(Dataset items)
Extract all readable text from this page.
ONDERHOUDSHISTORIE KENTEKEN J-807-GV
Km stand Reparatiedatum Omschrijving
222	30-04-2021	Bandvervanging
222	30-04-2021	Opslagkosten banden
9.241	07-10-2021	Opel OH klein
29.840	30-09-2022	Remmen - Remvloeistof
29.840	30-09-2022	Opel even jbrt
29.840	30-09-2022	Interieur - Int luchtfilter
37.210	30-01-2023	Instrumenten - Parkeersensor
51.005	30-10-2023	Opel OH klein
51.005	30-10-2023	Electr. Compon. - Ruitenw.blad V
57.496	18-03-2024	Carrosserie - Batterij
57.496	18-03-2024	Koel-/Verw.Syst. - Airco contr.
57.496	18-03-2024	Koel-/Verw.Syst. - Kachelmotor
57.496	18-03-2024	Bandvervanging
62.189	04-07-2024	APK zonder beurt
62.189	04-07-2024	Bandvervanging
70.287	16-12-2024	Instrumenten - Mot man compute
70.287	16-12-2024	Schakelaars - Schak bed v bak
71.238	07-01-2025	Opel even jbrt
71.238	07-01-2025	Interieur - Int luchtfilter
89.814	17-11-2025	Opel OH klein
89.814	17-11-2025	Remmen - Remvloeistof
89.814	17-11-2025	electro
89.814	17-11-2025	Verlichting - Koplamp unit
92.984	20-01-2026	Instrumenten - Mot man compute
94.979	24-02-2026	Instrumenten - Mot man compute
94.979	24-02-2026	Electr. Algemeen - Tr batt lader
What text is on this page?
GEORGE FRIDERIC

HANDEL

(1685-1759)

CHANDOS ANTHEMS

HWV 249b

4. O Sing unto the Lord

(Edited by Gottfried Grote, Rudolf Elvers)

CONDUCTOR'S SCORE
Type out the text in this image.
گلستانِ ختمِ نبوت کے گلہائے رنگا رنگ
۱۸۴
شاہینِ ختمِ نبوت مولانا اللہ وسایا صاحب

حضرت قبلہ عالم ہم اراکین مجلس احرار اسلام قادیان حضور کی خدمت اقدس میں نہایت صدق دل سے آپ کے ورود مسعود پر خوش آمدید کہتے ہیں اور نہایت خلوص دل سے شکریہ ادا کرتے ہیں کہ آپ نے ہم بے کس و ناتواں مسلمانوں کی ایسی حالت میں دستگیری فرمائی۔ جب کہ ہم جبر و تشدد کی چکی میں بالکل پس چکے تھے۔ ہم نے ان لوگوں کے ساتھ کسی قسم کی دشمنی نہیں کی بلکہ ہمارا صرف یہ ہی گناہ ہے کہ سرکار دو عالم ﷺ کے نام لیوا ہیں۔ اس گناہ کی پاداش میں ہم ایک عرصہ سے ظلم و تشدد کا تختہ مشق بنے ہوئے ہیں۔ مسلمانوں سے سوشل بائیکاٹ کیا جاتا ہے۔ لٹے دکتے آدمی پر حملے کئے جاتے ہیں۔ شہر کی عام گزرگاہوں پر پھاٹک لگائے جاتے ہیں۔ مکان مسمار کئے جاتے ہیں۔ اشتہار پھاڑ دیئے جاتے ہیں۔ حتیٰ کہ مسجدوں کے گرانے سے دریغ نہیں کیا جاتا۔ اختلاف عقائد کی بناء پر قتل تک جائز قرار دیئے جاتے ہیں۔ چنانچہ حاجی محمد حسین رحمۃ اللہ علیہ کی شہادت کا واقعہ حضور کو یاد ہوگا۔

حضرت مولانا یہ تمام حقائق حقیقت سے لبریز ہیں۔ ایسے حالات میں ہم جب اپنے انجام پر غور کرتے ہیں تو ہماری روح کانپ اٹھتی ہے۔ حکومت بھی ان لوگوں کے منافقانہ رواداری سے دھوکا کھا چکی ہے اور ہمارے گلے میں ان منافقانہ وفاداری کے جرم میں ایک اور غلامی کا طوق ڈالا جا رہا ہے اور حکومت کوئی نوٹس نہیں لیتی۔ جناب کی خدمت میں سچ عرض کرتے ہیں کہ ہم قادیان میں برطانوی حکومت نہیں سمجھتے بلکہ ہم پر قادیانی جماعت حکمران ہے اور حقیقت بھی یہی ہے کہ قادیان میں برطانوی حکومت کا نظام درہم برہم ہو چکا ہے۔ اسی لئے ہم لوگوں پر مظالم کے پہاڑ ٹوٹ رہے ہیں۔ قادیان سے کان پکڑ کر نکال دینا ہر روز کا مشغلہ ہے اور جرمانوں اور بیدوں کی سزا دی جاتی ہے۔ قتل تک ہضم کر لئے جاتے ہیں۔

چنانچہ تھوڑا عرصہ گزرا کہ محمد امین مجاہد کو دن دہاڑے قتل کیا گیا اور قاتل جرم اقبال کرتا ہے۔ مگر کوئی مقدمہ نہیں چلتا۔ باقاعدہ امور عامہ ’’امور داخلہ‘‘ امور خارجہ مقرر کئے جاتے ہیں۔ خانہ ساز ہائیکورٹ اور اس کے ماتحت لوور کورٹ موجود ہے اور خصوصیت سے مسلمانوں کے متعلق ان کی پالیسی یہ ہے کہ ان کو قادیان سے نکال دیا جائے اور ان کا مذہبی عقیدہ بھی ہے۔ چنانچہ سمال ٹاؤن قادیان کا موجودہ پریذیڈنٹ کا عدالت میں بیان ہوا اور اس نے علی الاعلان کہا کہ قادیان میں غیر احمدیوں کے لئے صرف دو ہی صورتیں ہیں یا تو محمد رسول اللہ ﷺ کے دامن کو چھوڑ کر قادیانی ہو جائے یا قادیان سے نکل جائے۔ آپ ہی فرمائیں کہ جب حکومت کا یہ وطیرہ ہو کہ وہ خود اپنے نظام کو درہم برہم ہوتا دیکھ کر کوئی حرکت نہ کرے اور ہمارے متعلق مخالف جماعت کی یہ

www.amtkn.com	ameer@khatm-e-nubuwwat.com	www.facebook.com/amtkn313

> **YOUR OBJECTIVE**
Output all of the material exactly as written.

> **CORRECT RESULT**
Extract all readable text from this page.
ONDERHOUDSHISTORIE KENTEKEN J-807-GV
Km stand Reparatiedatum Omschrijving
222	30-04-2021	Bandvervanging
222	30-04-2021	Opslagkosten banden
9.241	07-10-2021	Opel OH klein
29.840	30-09-2022	Remmen - Remvloeistof
29.840	30-09-2022	Opel even jbrt
29.840	30-09-2022	Interieur - Int luchtfilter
37.210	30-01-2023	Instrumenten - Parkeersensor
51.005	30-10-2023	Opel OH klein
51.005	30-10-2023	Electr. Compon. - Ruitenw.blad V
57.496	18-03-2024	Carrosserie - Batterij
57.496	18-03-2024	Koel-/Verw.Syst. - Airco contr.
57.496	18-03-2024	Koel-/Verw.Syst. - Kachelmotor
57.496	18-03-2024	Bandvervanging
62.189	04-07-2024	APK zonder beurt
62.189	04-07-2024	Bandvervanging
70.287	16-12-2024	Instrumenten - Mot man compute
70.287	16-12-2024	Schakelaars - Schak bed v bak
71.238	07-01-2025	Opel even jbrt
71.238	07-01-2025	Interieur - Int luchtfilter
89.814	17-11-2025	Opel OH klein
89.814	17-11-2025	Remmen - Remvloeistof
89.814	17-11-2025	electro
89.814	17-11-2025	Verlichting - Koplamp unit
92.984	20-01-2026	Instrumenten - Mot man compute
94.979	24-02-2026	Instrumenten - Mot man compute
94.979	24-02-2026	Electr. Algemeen - Tr batt lader
What text is on this page?
GEORGE FRIDERIC

HANDEL

(1685-1759)

CHANDOS ANTHEMS

HWV 249b

4. O Sing unto the Lord

(Edited by Gottfried Grote, Rudolf Elvers)

CONDUCTOR'S SCORE
Type out the text in this image.
گلستانِ ختمِ نبوت کے گلہائے رنگا رنگ
۱۸۴
شاہینِ ختمِ نبوت مولانا اللہ وسایا صاحب

حضرت قبلہ عالم ہم اراکین مجلس احرار اسلام قادیان حضور کی خدمت اقدس میں نہایت صدق دل سے آپ کے ورود مسعود پر خوش آمدید کہتے ہیں اور نہایت خلوص دل سے شکریہ ادا کرتے ہیں کہ آپ نے ہم بے کس و ناتواں مسلمانوں کی ایسی حالت میں دستگیری فرمائی۔ جب کہ ہم جبر و تشدد کی چکی میں بالکل پس چکے تھے۔ ہم نے ان لوگوں کے ساتھ کسی قسم کی دشمنی نہیں کی بلکہ ہمارا صرف یہ ہی گناہ ہے کہ سرکار دو عالم ﷺ کے نام لیوا ہیں۔ اس گناہ کی پاداش میں ہم ایک عرصہ سے ظلم و تشدد کا تختہ مشق بنے ہوئے ہیں۔ مسلمانوں سے سوشل بائیکاٹ کیا جاتا ہے۔ لٹے دکتے آدمی پر حملے کئے جاتے ہیں۔ شہر کی عام گزرگاہوں پر پھاٹک لگائے جاتے ہیں۔ مکان مسمار کئے جاتے ہیں۔ اشتہار پھاڑ دیئے جاتے ہیں۔ حتیٰ کہ مسجدوں کے گرانے سے دریغ نہیں کیا جاتا۔ اختلاف عقائد کی بناء پر قتل تک جائز قرار دیئے جاتے ہیں۔ چنانچہ حاجی محمد حسین رحمۃ اللہ علیہ کی شہادت کا واقعہ حضور کو یاد ہوگا۔

حضرت مولانا یہ تمام حقائق حقیقت سے لبریز ہیں۔ ایسے حالات میں ہم جب اپنے انجام پر غور کرتے ہیں تو ہماری روح کانپ اٹھتی ہے۔ حکومت بھی ان لوگوں کے منافقانہ رواداری سے دھوکا کھا چکی ہے اور ہمارے گلے میں ان منافقانہ وفاداری کے جرم میں ایک اور غلامی کا طوق ڈالا جا رہا ہے اور حکومت کوئی نوٹس نہیں لیتی۔ جناب کی خدمت میں سچ عرض کرتے ہیں کہ ہم قادیان میں برطانوی حکومت نہیں سمجھتے بلکہ ہم پر قادیانی جماعت حکمران ہے اور حقیقت بھی یہی ہے کہ قادیان میں برطانوی حکومت کا نظام درہم برہم ہو چکا ہے۔ اسی لئے ہم لوگوں پر مظالم کے پہاڑ ٹوٹ رہے ہیں۔ قادیان سے کان پکڑ کر نکال دینا ہر روز کا مشغلہ ہے اور جرمانوں اور بیدوں کی سزا دی جاتی ہے۔ قتل تک ہضم کر لئے جاتے ہیں۔

چنانچہ تھوڑا عرصہ گزرا کہ محمد امین مجاہد کو دن دہاڑے قتل کیا گیا اور قاتل جرم اقبال کرتا ہے۔ مگر کوئی مقدمہ نہیں چلتا۔ باقاعدہ امور عامہ ’’امور داخلہ‘‘ امور خارجہ مقرر کئے جاتے ہیں۔ خانہ ساز ہائیکورٹ اور اس کے ماتحت لوور کورٹ موجود ہے اور خصوصیت سے مسلمانوں کے متعلق ان کی پالیسی یہ ہے کہ ان کو قادیان سے نکال دیا جائے اور ان کا مذہبی عقیدہ بھی ہے۔ چنانچہ سمال ٹاؤن قادیان کا موجودہ پریذیڈنٹ کا عدالت میں بیان ہوا اور اس نے علی الاعلان کہا کہ قادیان میں غیر احمدیوں کے لئے صرف دو ہی صورتیں ہیں یا تو محمد رسول اللہ ﷺ کے دامن کو چھوڑ کر قادیانی ہو جائے یا قادیان سے نکل جائے۔ آپ ہی فرمائیں کہ جب حکومت کا یہ وطیرہ ہو کہ وہ خود اپنے نظام کو درہم برہم ہوتا دیکھ کر کوئی حرکت نہ کرے اور ہمارے متعلق مخالف جماعت کی یہ

www.amtkn.com	ameer@khatm-e-nubuwwat.com	www.facebook.com/amtkn313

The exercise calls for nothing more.